#### Prompt
Of the lines in this material, how many contain "Diffusion"? Answer with a single number only.

#### Provided records
==============================

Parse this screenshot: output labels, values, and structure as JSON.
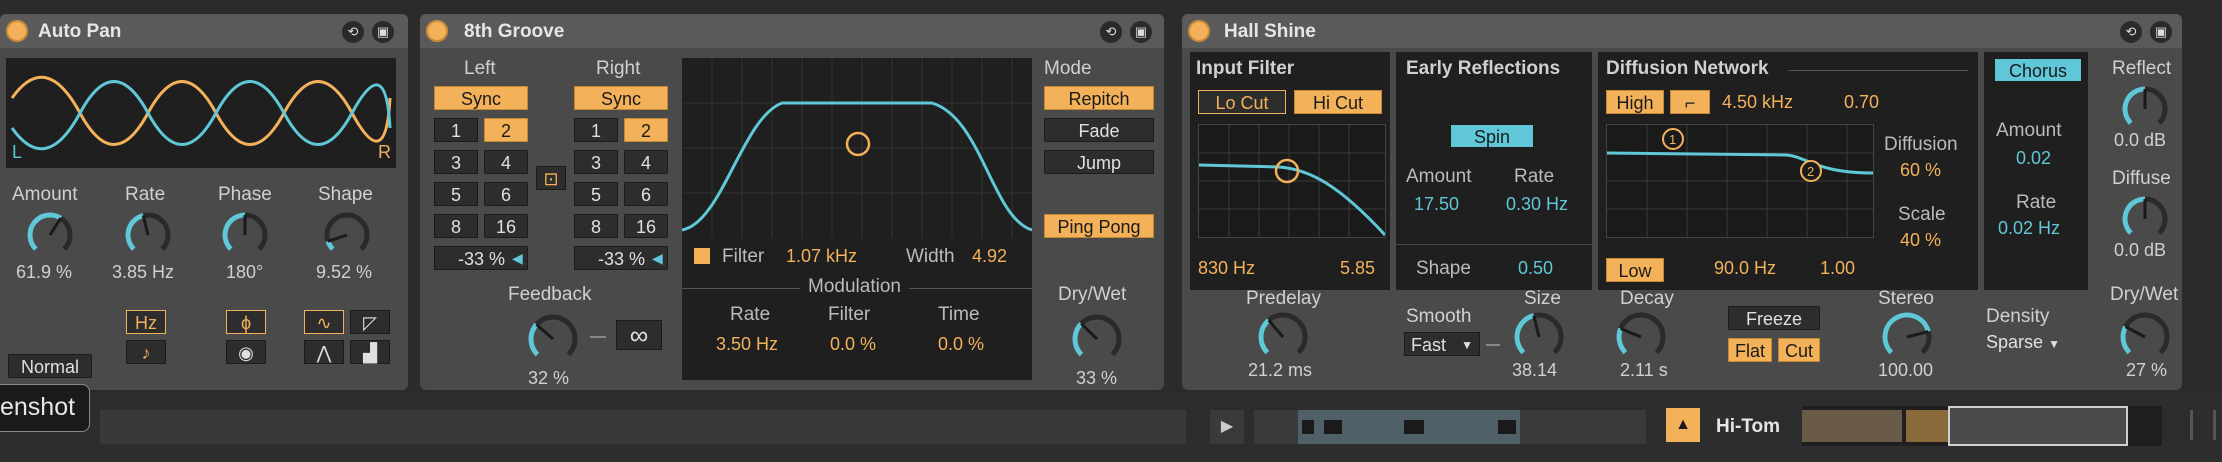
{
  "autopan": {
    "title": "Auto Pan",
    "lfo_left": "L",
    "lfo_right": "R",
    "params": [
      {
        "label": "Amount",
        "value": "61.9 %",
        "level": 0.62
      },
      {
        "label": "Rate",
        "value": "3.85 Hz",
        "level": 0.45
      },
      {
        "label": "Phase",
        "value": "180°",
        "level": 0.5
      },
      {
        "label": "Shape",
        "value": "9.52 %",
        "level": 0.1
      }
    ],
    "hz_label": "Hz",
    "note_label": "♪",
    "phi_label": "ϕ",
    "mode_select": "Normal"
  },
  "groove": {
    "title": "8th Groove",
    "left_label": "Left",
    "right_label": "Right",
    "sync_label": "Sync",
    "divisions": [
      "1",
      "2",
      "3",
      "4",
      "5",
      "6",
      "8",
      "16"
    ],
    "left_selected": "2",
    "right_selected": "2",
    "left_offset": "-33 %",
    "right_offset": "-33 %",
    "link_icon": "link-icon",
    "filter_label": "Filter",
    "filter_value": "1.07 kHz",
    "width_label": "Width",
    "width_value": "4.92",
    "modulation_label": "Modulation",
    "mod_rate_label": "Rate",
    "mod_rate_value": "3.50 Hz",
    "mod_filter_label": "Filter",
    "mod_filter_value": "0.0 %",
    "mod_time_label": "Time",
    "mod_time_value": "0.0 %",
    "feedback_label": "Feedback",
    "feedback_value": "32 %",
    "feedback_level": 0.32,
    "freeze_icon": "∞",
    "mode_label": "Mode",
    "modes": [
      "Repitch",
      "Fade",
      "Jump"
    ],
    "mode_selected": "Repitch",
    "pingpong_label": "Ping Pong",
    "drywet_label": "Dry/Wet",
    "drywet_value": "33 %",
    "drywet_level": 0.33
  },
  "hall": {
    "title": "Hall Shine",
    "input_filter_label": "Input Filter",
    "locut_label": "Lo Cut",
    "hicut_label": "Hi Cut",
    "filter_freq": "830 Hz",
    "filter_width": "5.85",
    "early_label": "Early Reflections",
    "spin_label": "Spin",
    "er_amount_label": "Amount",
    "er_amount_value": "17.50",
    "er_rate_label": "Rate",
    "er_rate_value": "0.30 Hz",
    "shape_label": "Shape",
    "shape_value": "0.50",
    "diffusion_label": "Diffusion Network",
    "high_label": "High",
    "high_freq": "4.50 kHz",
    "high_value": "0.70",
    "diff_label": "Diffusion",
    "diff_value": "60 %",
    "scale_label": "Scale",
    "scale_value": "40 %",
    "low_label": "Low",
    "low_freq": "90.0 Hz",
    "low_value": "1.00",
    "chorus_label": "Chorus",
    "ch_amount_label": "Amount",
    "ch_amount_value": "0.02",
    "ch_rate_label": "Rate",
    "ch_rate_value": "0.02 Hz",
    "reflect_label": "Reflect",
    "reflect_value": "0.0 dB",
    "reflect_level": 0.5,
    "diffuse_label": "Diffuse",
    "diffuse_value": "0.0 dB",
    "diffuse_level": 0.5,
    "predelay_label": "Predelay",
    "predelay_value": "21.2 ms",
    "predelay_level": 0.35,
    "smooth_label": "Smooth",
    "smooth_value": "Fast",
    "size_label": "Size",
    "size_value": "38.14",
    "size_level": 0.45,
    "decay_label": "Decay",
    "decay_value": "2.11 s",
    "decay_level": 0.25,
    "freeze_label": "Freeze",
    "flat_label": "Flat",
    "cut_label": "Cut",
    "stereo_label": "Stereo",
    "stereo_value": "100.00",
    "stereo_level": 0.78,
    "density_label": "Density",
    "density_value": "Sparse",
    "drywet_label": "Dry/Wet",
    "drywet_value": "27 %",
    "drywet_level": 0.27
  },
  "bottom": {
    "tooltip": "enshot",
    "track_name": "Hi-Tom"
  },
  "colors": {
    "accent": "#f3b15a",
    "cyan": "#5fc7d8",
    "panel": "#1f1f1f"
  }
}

==============================

#### Response to this task
2